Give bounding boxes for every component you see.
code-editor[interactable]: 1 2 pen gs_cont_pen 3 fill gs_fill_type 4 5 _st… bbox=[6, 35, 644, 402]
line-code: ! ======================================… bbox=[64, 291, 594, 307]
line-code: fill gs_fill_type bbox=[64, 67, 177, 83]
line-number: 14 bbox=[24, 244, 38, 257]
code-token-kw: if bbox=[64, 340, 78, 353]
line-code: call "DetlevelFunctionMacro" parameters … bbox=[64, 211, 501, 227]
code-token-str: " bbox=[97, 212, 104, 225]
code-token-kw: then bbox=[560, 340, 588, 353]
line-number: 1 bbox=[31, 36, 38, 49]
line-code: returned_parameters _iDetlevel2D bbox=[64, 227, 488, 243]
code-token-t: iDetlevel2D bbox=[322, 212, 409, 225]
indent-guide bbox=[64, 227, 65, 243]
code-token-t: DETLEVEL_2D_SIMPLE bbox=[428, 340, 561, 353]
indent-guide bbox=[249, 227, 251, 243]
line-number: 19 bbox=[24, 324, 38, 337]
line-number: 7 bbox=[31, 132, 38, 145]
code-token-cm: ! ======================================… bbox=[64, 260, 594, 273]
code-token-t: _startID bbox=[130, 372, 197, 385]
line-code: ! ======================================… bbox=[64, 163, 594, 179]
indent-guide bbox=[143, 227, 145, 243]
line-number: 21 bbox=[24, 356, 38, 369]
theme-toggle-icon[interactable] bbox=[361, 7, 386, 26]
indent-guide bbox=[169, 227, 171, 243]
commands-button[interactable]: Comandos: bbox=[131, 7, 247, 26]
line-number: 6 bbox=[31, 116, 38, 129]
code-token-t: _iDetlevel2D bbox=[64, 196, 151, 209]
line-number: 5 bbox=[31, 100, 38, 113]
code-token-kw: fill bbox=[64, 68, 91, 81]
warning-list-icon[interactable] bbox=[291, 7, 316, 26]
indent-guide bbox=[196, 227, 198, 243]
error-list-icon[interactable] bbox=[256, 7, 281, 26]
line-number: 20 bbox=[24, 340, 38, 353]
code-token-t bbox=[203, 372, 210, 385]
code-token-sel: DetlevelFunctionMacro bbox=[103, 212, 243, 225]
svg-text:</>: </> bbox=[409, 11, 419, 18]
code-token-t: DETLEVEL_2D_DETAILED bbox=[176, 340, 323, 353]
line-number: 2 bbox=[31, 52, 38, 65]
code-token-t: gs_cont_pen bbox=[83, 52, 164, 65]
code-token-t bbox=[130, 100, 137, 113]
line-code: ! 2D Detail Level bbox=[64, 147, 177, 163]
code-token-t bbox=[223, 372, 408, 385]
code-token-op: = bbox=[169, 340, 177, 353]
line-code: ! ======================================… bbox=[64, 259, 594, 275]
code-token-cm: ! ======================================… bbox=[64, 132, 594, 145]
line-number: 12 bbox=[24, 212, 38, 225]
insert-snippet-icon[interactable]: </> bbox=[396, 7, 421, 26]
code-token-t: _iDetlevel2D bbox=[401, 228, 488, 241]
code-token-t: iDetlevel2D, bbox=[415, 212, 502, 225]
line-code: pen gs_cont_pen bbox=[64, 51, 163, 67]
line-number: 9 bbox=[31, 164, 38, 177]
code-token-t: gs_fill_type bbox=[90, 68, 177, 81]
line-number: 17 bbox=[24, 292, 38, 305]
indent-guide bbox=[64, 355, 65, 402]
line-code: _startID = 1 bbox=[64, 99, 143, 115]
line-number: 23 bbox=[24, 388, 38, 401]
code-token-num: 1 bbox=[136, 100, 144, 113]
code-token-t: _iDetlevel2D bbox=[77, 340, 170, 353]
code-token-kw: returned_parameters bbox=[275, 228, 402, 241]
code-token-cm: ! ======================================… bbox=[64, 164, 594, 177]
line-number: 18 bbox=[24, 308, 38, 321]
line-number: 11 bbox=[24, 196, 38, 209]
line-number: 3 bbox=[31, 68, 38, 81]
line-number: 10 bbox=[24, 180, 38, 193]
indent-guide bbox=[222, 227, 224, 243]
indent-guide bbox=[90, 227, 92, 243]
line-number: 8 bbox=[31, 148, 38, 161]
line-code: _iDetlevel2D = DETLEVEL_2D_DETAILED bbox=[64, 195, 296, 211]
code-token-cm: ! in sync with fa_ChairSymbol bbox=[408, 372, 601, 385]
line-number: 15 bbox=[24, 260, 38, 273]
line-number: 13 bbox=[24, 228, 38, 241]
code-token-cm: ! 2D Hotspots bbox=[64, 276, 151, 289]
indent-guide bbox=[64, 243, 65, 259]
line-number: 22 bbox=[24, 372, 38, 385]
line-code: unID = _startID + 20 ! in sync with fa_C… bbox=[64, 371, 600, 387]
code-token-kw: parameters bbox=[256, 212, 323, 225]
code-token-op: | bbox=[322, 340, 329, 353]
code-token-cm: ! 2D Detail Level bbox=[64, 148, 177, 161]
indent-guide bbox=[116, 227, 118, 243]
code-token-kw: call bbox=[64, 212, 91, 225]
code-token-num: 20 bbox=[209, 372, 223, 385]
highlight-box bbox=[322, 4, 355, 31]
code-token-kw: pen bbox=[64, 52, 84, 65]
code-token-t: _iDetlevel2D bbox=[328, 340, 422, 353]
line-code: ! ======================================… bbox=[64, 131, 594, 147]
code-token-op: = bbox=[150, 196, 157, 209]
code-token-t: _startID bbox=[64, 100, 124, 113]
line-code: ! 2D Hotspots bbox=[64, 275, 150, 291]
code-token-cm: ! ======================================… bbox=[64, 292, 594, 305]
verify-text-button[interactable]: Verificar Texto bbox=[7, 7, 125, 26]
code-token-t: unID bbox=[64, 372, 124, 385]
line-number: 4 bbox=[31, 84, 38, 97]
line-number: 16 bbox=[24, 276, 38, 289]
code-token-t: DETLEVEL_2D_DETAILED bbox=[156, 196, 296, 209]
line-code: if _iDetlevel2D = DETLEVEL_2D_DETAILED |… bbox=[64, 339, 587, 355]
——
:: EXERCISE PROMPT ::
State how many lines in the listing contain the string "button". Reply with the number only.

:: TASK OUTPUT ::
2